>> START INFORMATION SUPPLIED
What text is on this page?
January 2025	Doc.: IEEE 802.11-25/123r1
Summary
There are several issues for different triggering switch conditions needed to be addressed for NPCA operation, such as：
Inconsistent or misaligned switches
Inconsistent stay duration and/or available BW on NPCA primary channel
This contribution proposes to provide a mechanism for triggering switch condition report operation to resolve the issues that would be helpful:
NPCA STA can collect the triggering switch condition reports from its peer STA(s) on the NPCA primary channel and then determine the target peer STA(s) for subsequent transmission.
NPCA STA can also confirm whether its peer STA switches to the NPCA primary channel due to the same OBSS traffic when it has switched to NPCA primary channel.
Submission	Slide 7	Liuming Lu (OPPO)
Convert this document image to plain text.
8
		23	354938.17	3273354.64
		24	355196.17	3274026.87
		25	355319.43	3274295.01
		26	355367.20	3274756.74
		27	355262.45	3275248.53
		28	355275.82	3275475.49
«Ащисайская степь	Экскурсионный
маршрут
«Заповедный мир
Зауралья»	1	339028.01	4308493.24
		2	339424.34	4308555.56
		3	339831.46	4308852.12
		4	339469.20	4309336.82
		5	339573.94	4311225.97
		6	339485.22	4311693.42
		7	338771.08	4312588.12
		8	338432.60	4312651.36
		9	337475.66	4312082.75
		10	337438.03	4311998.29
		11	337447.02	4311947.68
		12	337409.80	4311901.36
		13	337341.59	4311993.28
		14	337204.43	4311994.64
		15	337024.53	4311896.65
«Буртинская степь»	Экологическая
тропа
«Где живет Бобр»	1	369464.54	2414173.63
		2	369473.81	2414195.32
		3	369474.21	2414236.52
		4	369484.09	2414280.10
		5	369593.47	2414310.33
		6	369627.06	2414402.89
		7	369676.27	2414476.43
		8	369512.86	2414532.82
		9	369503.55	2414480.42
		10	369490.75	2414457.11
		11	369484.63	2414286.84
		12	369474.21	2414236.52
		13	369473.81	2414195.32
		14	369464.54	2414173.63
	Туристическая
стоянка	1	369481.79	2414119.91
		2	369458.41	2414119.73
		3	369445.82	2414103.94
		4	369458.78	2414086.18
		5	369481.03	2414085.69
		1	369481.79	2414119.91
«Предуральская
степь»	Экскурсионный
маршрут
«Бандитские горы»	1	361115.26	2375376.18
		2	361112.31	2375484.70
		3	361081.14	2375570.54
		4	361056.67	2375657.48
>> END INFORMATION SUPPLIED
**DIRECTIONS**
From the records above, pull out each line that has "operation".

**OUTPUT FOR THIS EXERCISE**
There are several issues for different triggering switch conditions needed to be addressed for NPCA operation, such as：
This contribution proposes to provide a mechanism for triggering switch condition report operation to resolve the issues that would be helpful:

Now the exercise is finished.